**EXERCISE DIRECTIONS:**
Review the listing and copy each line that holds the word "American".
:: RAW DATA ::
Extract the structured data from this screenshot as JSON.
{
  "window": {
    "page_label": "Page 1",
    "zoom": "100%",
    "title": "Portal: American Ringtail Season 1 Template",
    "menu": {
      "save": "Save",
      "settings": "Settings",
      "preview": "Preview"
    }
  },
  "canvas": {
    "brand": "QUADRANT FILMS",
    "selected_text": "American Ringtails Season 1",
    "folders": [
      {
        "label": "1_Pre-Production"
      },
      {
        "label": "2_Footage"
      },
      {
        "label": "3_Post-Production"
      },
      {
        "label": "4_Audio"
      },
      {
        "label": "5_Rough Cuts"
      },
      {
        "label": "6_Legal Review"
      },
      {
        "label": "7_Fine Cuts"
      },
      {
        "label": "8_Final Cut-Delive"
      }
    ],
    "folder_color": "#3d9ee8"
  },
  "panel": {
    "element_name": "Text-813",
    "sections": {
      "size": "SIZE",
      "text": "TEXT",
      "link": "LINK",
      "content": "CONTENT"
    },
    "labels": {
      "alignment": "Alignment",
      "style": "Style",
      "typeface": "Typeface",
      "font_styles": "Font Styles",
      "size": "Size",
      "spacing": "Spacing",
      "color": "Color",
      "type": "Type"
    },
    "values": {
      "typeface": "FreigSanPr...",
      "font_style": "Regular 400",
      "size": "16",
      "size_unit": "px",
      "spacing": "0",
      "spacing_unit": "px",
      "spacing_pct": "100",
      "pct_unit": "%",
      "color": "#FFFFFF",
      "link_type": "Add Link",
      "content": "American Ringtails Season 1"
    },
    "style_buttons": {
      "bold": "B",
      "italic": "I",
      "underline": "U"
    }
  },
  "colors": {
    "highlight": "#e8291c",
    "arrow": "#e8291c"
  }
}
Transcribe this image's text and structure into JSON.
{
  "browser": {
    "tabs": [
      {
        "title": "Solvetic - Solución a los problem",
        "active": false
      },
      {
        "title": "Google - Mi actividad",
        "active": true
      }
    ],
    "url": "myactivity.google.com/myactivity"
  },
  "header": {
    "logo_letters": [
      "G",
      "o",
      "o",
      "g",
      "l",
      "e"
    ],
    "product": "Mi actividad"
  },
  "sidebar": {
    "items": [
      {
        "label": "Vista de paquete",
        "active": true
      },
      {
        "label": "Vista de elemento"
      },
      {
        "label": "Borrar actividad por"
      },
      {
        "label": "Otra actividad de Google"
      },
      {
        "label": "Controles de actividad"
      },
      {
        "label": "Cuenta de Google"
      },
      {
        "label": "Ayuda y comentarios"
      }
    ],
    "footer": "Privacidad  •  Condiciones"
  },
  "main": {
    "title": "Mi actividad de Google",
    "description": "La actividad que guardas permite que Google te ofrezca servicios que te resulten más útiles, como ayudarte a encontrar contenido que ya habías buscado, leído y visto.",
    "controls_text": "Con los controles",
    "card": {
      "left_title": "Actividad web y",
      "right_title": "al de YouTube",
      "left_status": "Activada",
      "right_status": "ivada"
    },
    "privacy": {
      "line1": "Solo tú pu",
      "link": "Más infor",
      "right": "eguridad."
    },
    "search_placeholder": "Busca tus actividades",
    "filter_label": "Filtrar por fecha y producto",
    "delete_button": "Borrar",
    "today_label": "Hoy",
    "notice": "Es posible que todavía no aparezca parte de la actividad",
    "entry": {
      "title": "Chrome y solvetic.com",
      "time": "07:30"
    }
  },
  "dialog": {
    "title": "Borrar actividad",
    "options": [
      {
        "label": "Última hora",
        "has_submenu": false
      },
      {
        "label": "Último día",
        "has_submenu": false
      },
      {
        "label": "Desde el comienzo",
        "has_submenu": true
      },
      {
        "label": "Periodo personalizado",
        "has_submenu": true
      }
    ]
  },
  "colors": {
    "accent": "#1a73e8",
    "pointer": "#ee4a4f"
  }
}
:::
**REPLY:**
    "title": "Portal: American Ringtail Season 1 Template",
    "selected_text": "American Ringtails Season 1",
      "content": "American Ringtails Season 1"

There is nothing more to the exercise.